→ **Exercise requirements**:
In the wrestling recap, give the passage between "Finally it came" and "a meal together.", inclusive, substituting "PASTA NIGHT" for "STEAK DINNER".

→ **Text excerpt**:

——————

Finally it came time for Jericho himself to make the call…and he did by telling Max the only way they could really settle this is by having a STEAK DINNER. No really, that’s what the man said. I know it’s shocking (check out Sammy’s reaction!) but indeed this is how things were going to be decided. So yes, kids, we got a one week build to two guys having a meal together.

Introduced by a Jim Ross who could not have possibly sounded more bored, we caught up with Jericho and MJF at a fine dining establishment. And by “fine dining establishment” I obviously mean “backstage at the wrestling show they were already at.” Seriously, I bet I could slap together a better looking ‘restaurant’ with two hours and a $50 Walmart gift card.

After a brief bit of the bubbly (remember the time when Jericho was shilling champagne??), their waitress Thelma (or maybe Velma) comes to take their order. Max starts off by ordering a steak well done. I mean, I haven’t had a steak in like 15 years but even I know what a horrible idea that is. So Jericho notes he will have his medium well, to which Max counters with medium, Jericho back with medium rare, MJF dropping to rare, and then Jericho triple dog daring all the way to BLUE (extra rare). No joke, they spent nearly a minute just ordering their steak. I know you had to stretch things during the pandemic, but that seems a tad excessive.
With their waitress finally allowed to leave, Jericho tells MJF to cut the crap – why on earth should he let a scumbag like Max into the Inner Circle? MJF explains that they are the two biggest stars in the business, the Demo God and the Ratings Ruler. Even Jericho notes how much that name sucks, noting it has about as much chance as getting over as Orange Cassidy.

Which of course causes them to laugh uproariously. As dumb as this has all been, I will forever love two heel dorks in wrestling laughing at their own horrible jokes. And this moment causes them to realize they’re not so different and maybe they SHOULD work together. Not just in wrestling…

…but in SONG AND DANCE! Seriously, they prance around the table as they smile and sing as the curtain pulls back to reveal…

…well, I think it’s supposed to be a dance hall but looks more like a luxury suite or something. Still, we get dancing girls here to join the boys as they spin and frolic about as if they were on Broadway.

I’m not joking here – these guys are dancing and dancing. This isn’t some five second bit, it goes on for about three minutes straight. And here’s the thing – while the dancing is ridiculous, the singing isn’t that bad. At least when it’s Max. See, while Jericho is more known for being a rock star of sorts in Fozzy, as far as pure vocals go MJF absolutely smokes him here and it’s not particularly close.

While there are a few jokey lines thrown in (including one about how Cody is an ass), it’s mostly a straight number. Heck we even get a Rockettes style kick from the entire crew! Eventually the guys wind up back at the dinner table as the tune wraps up.

——————

[Document layout detection listing]
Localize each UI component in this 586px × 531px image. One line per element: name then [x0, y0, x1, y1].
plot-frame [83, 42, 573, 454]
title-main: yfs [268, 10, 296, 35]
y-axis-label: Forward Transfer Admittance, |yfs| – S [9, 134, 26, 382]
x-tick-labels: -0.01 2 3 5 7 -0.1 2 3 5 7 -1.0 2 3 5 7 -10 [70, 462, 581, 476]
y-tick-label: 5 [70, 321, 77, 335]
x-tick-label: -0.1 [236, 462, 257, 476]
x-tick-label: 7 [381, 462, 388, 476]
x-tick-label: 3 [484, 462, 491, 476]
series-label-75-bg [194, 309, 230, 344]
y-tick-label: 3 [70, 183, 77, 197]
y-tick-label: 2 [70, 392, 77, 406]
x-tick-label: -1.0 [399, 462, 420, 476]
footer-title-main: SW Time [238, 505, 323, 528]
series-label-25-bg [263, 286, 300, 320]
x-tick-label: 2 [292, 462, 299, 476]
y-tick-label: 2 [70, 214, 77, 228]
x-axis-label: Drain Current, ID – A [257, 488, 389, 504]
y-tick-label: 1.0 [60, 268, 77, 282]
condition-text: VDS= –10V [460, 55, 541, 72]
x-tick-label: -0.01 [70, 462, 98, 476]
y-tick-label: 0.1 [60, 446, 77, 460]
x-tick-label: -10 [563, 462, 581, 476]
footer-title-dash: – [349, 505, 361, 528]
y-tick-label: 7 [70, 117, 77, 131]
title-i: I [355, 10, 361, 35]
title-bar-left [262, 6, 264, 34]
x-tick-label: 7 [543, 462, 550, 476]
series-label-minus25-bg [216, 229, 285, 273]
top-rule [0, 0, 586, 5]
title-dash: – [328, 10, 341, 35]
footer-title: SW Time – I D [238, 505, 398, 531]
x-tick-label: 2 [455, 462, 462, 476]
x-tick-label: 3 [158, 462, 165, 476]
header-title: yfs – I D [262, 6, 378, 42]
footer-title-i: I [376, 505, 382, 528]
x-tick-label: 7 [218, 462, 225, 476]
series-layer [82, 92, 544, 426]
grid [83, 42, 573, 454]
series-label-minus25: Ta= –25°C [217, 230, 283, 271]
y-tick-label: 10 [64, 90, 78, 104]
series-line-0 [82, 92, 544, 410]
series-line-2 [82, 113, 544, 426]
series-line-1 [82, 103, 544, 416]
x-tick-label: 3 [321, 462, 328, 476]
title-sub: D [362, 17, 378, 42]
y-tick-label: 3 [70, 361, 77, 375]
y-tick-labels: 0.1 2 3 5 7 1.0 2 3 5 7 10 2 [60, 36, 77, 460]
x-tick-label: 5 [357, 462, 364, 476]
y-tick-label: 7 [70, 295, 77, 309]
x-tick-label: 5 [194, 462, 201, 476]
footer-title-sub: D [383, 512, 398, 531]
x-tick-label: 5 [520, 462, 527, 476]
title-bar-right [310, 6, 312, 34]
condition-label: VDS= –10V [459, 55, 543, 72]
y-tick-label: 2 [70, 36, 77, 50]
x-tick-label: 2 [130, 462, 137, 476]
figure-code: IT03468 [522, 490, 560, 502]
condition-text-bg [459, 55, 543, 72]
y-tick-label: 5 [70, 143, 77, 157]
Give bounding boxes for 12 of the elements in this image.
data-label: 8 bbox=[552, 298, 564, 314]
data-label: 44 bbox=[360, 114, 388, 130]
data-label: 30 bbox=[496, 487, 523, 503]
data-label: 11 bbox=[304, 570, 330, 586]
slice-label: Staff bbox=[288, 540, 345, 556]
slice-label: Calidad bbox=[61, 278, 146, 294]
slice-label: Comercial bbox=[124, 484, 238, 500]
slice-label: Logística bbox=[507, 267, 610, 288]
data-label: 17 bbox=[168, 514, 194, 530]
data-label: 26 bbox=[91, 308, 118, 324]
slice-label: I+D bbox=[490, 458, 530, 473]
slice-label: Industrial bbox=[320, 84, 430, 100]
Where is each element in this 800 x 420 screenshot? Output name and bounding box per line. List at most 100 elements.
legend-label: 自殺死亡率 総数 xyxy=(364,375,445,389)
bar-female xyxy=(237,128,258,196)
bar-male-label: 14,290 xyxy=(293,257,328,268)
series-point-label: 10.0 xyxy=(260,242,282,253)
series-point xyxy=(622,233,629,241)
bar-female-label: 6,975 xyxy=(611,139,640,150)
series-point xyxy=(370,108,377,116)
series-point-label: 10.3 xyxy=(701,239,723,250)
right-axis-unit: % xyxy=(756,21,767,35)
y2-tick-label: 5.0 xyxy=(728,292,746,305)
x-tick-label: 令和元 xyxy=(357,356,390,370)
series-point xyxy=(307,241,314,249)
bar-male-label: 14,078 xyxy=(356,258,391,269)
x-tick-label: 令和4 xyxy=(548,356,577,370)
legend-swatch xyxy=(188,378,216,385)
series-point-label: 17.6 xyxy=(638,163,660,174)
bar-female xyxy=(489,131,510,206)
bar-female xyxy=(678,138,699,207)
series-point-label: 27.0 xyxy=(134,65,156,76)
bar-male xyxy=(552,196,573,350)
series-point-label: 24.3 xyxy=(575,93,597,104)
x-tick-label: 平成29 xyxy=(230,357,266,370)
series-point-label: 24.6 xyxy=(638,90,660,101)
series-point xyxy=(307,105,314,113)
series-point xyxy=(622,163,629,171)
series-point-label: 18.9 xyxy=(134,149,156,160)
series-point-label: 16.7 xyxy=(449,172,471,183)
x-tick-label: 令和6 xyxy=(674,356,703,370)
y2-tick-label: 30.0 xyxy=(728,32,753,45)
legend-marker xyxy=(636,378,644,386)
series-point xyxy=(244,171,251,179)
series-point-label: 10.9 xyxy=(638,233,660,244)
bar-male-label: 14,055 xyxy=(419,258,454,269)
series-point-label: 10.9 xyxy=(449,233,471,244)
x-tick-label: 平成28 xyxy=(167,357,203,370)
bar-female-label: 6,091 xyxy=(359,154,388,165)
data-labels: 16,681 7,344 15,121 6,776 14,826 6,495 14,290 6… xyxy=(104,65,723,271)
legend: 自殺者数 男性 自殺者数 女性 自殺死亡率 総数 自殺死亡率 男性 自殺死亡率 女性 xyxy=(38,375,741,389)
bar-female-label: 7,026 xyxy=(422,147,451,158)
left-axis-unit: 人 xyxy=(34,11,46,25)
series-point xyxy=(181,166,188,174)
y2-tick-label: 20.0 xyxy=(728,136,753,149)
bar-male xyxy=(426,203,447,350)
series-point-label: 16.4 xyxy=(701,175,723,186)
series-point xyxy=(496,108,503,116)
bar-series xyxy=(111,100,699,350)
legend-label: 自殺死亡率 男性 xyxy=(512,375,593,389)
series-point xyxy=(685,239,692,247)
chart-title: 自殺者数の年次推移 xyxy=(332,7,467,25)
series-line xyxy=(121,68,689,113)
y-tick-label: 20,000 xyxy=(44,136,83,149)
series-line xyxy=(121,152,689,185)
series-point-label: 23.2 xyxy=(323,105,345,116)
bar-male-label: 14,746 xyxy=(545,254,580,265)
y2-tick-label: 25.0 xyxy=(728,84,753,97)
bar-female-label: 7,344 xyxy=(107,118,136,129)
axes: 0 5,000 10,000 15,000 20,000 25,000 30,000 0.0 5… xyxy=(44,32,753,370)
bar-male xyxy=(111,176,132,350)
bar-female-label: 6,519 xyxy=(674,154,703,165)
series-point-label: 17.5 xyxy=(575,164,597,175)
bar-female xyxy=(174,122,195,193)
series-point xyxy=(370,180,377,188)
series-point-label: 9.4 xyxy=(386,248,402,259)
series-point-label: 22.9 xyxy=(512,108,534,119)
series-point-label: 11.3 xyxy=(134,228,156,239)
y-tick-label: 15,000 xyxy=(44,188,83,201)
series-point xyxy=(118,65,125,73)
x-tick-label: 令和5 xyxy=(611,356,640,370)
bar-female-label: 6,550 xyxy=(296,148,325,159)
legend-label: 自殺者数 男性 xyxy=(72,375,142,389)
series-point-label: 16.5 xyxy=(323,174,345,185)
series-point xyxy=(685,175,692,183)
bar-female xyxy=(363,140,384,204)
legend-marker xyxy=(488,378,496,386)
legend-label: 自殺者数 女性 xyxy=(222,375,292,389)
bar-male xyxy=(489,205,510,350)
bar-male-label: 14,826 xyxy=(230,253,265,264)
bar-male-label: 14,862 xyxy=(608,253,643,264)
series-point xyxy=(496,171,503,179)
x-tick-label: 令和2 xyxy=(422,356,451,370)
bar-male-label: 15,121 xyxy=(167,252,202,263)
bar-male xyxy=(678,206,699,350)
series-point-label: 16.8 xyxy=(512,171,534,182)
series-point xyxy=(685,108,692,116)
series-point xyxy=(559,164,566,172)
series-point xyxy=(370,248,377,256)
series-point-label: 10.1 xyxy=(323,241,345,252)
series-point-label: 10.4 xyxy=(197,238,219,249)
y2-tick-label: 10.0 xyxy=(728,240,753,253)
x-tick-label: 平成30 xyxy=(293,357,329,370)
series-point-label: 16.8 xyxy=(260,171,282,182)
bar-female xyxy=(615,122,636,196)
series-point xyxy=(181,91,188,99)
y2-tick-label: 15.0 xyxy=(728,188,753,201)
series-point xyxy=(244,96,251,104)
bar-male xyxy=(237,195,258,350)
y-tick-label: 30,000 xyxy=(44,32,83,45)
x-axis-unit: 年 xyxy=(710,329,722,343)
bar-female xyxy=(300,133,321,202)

——————

→ **Response**:
Finally it came time for Jericho himself to make the call…and he did by telling Max the only way they could really settle this is by having a PASTA NIGHT. No really, that’s what the man said. I know it’s shocking (check out Sammy’s reaction!) but indeed this is how things were going to be decided. So yes, kids, we got a one week build to two guys having a meal together.